### [What you are asked to do]
Set out every row below as a JSON list of strings, with one string per line and blank lines omitted.

Entries drawn from a collection:
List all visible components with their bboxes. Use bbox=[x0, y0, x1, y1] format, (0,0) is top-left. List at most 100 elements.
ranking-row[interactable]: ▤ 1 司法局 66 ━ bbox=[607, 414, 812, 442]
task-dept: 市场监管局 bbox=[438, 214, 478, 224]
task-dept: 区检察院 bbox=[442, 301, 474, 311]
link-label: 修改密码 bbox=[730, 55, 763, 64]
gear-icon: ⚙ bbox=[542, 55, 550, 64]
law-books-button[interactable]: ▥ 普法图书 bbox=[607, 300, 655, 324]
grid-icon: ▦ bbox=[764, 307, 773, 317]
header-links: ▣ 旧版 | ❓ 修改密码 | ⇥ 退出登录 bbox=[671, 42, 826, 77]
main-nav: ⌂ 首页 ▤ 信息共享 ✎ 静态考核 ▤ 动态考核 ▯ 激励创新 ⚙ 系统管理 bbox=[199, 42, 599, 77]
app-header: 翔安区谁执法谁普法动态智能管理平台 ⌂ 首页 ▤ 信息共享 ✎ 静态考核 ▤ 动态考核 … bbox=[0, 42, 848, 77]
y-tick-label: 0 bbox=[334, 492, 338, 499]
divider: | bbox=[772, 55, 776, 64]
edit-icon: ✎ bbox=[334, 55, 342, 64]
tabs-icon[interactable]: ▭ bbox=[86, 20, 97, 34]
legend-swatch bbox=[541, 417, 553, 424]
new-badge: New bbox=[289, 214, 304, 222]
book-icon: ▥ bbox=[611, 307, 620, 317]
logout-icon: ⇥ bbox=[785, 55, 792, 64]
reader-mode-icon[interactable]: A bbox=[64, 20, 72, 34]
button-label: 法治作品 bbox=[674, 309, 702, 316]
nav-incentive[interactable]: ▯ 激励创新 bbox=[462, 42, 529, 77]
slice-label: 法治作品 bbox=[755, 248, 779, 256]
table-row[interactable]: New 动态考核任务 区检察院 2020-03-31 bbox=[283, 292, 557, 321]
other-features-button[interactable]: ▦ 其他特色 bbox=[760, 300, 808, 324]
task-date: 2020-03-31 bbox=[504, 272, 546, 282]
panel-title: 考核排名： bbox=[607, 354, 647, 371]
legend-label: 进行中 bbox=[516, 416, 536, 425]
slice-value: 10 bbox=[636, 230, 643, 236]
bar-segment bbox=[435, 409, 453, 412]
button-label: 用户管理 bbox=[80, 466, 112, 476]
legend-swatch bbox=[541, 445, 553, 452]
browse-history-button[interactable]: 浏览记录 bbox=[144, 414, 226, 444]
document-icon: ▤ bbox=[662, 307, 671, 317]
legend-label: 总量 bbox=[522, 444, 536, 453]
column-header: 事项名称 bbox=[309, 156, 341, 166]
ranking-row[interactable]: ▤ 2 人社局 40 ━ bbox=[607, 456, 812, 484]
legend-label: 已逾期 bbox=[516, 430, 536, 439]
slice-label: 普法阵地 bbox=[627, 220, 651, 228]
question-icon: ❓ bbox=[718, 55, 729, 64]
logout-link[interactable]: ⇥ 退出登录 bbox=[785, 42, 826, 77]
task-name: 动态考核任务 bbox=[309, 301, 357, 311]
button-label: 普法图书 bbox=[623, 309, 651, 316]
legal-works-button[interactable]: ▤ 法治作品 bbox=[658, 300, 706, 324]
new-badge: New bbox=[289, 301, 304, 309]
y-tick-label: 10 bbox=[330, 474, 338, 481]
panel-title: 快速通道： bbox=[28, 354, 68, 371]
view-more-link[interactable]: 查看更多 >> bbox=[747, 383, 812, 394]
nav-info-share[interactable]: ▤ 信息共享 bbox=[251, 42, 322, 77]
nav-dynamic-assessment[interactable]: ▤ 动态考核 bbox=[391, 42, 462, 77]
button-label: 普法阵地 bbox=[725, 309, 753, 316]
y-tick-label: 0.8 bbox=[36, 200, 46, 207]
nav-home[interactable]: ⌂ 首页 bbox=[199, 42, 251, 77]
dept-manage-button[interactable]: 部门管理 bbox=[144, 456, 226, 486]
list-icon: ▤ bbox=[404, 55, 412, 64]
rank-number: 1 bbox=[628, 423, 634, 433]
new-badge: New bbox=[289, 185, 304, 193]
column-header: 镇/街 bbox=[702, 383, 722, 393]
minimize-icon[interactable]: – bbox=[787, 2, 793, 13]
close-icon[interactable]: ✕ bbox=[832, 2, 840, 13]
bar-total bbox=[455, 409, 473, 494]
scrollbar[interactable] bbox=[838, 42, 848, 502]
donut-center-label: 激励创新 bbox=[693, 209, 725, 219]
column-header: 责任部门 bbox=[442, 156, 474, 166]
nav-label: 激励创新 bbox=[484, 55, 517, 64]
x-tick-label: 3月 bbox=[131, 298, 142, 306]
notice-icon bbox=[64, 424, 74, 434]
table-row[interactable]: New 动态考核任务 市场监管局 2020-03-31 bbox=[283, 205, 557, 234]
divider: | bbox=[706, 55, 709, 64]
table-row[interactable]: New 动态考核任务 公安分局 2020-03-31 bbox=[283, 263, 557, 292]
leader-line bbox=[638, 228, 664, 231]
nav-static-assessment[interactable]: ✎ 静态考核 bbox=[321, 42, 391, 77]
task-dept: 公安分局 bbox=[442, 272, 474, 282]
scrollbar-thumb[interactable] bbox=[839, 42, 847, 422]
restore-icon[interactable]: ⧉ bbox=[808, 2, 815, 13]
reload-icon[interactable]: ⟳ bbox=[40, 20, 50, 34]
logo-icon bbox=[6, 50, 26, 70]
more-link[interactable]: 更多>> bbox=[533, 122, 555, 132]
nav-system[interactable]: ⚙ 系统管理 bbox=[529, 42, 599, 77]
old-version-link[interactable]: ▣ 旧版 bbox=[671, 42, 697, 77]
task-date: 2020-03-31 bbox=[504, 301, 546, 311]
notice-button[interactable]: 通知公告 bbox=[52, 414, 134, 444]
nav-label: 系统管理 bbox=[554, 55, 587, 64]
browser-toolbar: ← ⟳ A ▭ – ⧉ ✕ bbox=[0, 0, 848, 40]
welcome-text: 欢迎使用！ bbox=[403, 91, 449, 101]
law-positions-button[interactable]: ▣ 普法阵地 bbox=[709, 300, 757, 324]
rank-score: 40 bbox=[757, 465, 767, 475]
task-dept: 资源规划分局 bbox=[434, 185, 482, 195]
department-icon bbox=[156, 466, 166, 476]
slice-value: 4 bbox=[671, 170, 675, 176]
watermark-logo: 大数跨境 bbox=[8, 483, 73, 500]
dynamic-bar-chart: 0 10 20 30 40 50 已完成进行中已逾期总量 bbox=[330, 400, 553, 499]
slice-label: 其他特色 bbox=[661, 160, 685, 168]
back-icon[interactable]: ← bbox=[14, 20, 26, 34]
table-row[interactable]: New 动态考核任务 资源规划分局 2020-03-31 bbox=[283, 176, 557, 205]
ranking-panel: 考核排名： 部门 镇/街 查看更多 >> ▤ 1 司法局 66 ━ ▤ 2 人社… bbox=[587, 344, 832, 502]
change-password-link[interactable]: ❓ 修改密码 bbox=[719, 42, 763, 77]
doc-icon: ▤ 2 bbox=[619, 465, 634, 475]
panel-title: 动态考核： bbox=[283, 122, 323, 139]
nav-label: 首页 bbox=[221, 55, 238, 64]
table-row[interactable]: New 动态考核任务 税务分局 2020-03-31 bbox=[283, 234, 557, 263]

### [Written reply]
[
  "List all visible components with their bboxes. Use bbox=[x0, y0, x1, y1] format, (0,0) is top-left. List at most 100 elements.",
  "ranking-row[interactable]: ▤ 1 司法局 66 ━ bbox=[607, 414, 812, 442]",
  "task-dept: 市场监管局 bbox=[438, 214, 478, 224]",
  "task-dept: 区检察院 bbox=[442, 301, 474, 311]",
  "link-label: 修改密码 bbox=[730, 55, 763, 64]",
  "gear-icon: ⚙ bbox=[542, 55, 550, 64]",
  "law-books-button[interactable]: ▥ 普法图书 bbox=[607, 300, 655, 324]",
  "grid-icon: ▦ bbox=[764, 307, 773, 317]",
  "header-links: ▣ 旧版 | ❓ 修改密码 | ⇥ 退出登录 bbox=[671, 42, 826, 77]",
  "main-nav: ⌂ 首页 ▤ 信息共享 ✎ 静态考核 ▤ 动态考核 ▯ 激励创新 ⚙ 系统管理 bbox=[199, 42, 599, 77]",
  "app-header: 翔安区谁执法谁普法动态智能管理平台 ⌂ 首页 ▤ 信息共享 ✎ 静态考核 ▤ 动态考核 … bbox=[0, 42, 848, 77]",
  "y-tick-label: 0 bbox=[334, 492, 338, 499]",
  "divider: | bbox=[772, 55, 776, 64]",
  "edit-icon: ✎ bbox=[334, 55, 342, 64]",
  "tabs-icon[interactable]: ▭ bbox=[86, 20, 97, 34]",
  "legend-swatch bbox=[541, 417, 553, 424]",
  "new-badge: New bbox=[289, 214, 304, 222]",
  "book-icon: ▥ bbox=[611, 307, 620, 317]",
  "logout-icon: ⇥ bbox=[785, 55, 792, 64]",
  "reader-mode-icon[interactable]: A bbox=[64, 20, 72, 34]",
  "button-label: 法治作品 bbox=[674, 309, 702, 316]",
  "nav-incentive[interactable]: ▯ 激励创新 bbox=[462, 42, 529, 77]",
  "slice-label: 法治作品 bbox=[755, 248, 779, 256]",
  "table-row[interactable]: New 动态考核任务 区检察院 2020-03-31 bbox=[283, 292, 557, 321]",
  "other-features-button[interactable]: ▦ 其他特色 bbox=[760, 300, 808, 324]",
  "task-date: 2020-03-31 bbox=[504, 272, 546, 282]",
  "panel-title: 考核排名： bbox=[607, 354, 647, 371]",
  "legend-label: 进行中 bbox=[516, 416, 536, 425]",
  "slice-value: 10 bbox=[636, 230, 643, 236]",
  "bar-segment bbox=[435, 409, 453, 412]",
  "button-label: 用户管理 bbox=[80, 466, 112, 476]",
  "legend-swatch bbox=[541, 445, 553, 452]",
  "browse-history-button[interactable]: 浏览记录 bbox=[144, 414, 226, 444]",
  "document-icon: ▤ bbox=[662, 307, 671, 317]",
  "legend-label: 总量 bbox=[522, 444, 536, 453]",
  "column-header: 事项名称 bbox=[309, 156, 341, 166]",
  "ranking-row[interactable]: ▤ 2 人社局 40 ━ bbox=[607, 456, 812, 484]",
  "legend-label: 已逾期 bbox=[516, 430, 536, 439]",
  "slice-label: 普法阵地 bbox=[627, 220, 651, 228]",
  "question-icon: ❓ bbox=[718, 55, 729, 64]",
  "logout-link[interactable]: ⇥ 退出登录 bbox=[785, 42, 826, 77]",
  "task-name: 动态考核任务 bbox=[309, 301, 357, 311]",
  "button-label: 普法图书 bbox=[623, 309, 651, 316]",
  "legal-works-button[interactable]: ▤ 法治作品 bbox=[658, 300, 706, 324]",
  "new-badge: New bbox=[289, 301, 304, 309]",
  "y-tick-label: 10 bbox=[330, 474, 338, 481]",
  "panel-title: 快速通道： bbox=[28, 354, 68, 371]",
  "view-more-link[interactable]: 查看更多 >> bbox=[747, 383, 812, 394]",
  "nav-info-share[interactable]: ▤ 信息共享 bbox=[251, 42, 322, 77]",
  "nav-dynamic-assessment[interactable]: ▤ 动态考核 bbox=[391, 42, 462, 77]",
  "button-label: 普法阵地 bbox=[725, 309, 753, 316]",
  "y-tick-label: 0.8 bbox=[36, 200, 46, 207]",
  "nav-home[interactable]: ⌂ 首页 bbox=[199, 42, 251, 77]",
  "dept-manage-button[interactable]: 部门管理 bbox=[144, 456, 226, 486]",
  "list-icon: ▤ bbox=[404, 55, 412, 64]",
  "rank-number: 1 bbox=[628, 423, 634, 433]",
  "new-badge: New bbox=[289, 185, 304, 193]",
  "column-header: 镇/街 bbox=[702, 383, 722, 393]",
  "minimize-icon[interactable]: – bbox=[787, 2, 793, 13]",
  "close-icon[interactable]: ✕ bbox=[832, 2, 840, 13]",
  "bar-total bbox=[455, 409, 473, 494]",
  "scrollbar[interactable] bbox=[838, 42, 848, 502]",
  "donut-center-label: 激励创新 bbox=[693, 209, 725, 219]",
  "column-header: 责任部门 bbox=[442, 156, 474, 166]",
  "nav-label: 激励创新 bbox=[484, 55, 517, 64]",
  "x-tick-label: 3月 bbox=[131, 298, 142, 306]",
  "notice-icon bbox=[64, 424, 74, 434]",
  "table-row[interactable]: New 动态考核任务 市场监管局 2020-03-31 bbox=[283, 205, 557, 234]",
  "divider: | bbox=[706, 55, 709, 64]",
  "table-row[interactable]: New 动态考核任务 公安分局 2020-03-31 bbox=[283, 263, 557, 292]",
  "leader-line bbox=[638, 228, 664, 231]",
  "nav-static-assessment[interactable]: ✎ 静态考核 bbox=[321, 42, 391, 77]",
  "task-dept: 公安分局 bbox=[442, 272, 474, 282]",
  "scrollbar-thumb[interactable] bbox=[839, 42, 847, 422]",
  "restore-icon[interactable]: ⧉ bbox=[808, 2, 815, 13]",
  "reload-icon[interactable]: ⟳ bbox=[40, 20, 50, 34]",
  "logo-icon bbox=[6, 50, 26, 70]",
  "more-link[interactable]: 更多>> bbox=[533, 122, 555, 132]",
  "nav-system[interactable]: ⚙ 系统管理 bbox=[529, 42, 599, 77]",
  "old-version-link[interactable]: ▣ 旧版 bbox=[671, 42, 697, 77]",
  "task-date: 2020-03-31 bbox=[504, 301, 546, 311]",
  "notice-button[interactable]: 通知公告 bbox=[52, 414, 134, 444]",
  "nav-label: 系统管理 bbox=[554, 55, 587, 64]",
  "browser-toolbar: ← ⟳ A ▭ – ⧉ ✕ bbox=[0, 0, 848, 40]",
  "welcome-text: 欢迎使用！ bbox=[403, 91, 449, 101]",
  "law-positions-button[interactable]: ▣ 普法阵地 bbox=[709, 300, 757, 324]",
  "rank-score: 40 bbox=[757, 465, 767, 475]",
  "task-dept: 资源规划分局 bbox=[434, 185, 482, 195]",
  "department-icon bbox=[156, 466, 166, 476]",
  "slice-value: 4 bbox=[671, 170, 675, 176]",
  "watermark-logo: 大数跨境 bbox=[8, 483, 73, 500]",
  "dynamic-bar-chart: 0 10 20 30 40 50 已完成进行中已逾期总量 bbox=[330, 400, 553, 499]",
  "slice-label: 其他特色 bbox=[661, 160, 685, 168]",
  "back-icon[interactable]: ← bbox=[14, 20, 26, 34]",
  "table-row[interactable]: New 动态考核任务 资源规划分局 2020-03-31 bbox=[283, 176, 557, 205]",
  "ranking-panel: 考核排名： 部门 镇/街 查看更多 >> ▤ 1 司法局 66 ━ ▤ 2 人社… bbox=[587, 344, 832, 502]",
  "change-password-link[interactable]: ❓ 修改密码 bbox=[719, 42, 763, 77]",
  "doc-icon: ▤ 2 bbox=[619, 465, 634, 475]",
  "panel-title: 动态考核： bbox=[283, 122, 323, 139]",
  "nav-label: 首页 bbox=[221, 55, 238, 64]",
  "table-row[interactable]: New 动态考核任务 税务分局 2020-03-31 bbox=[283, 234, 557, 263]"
]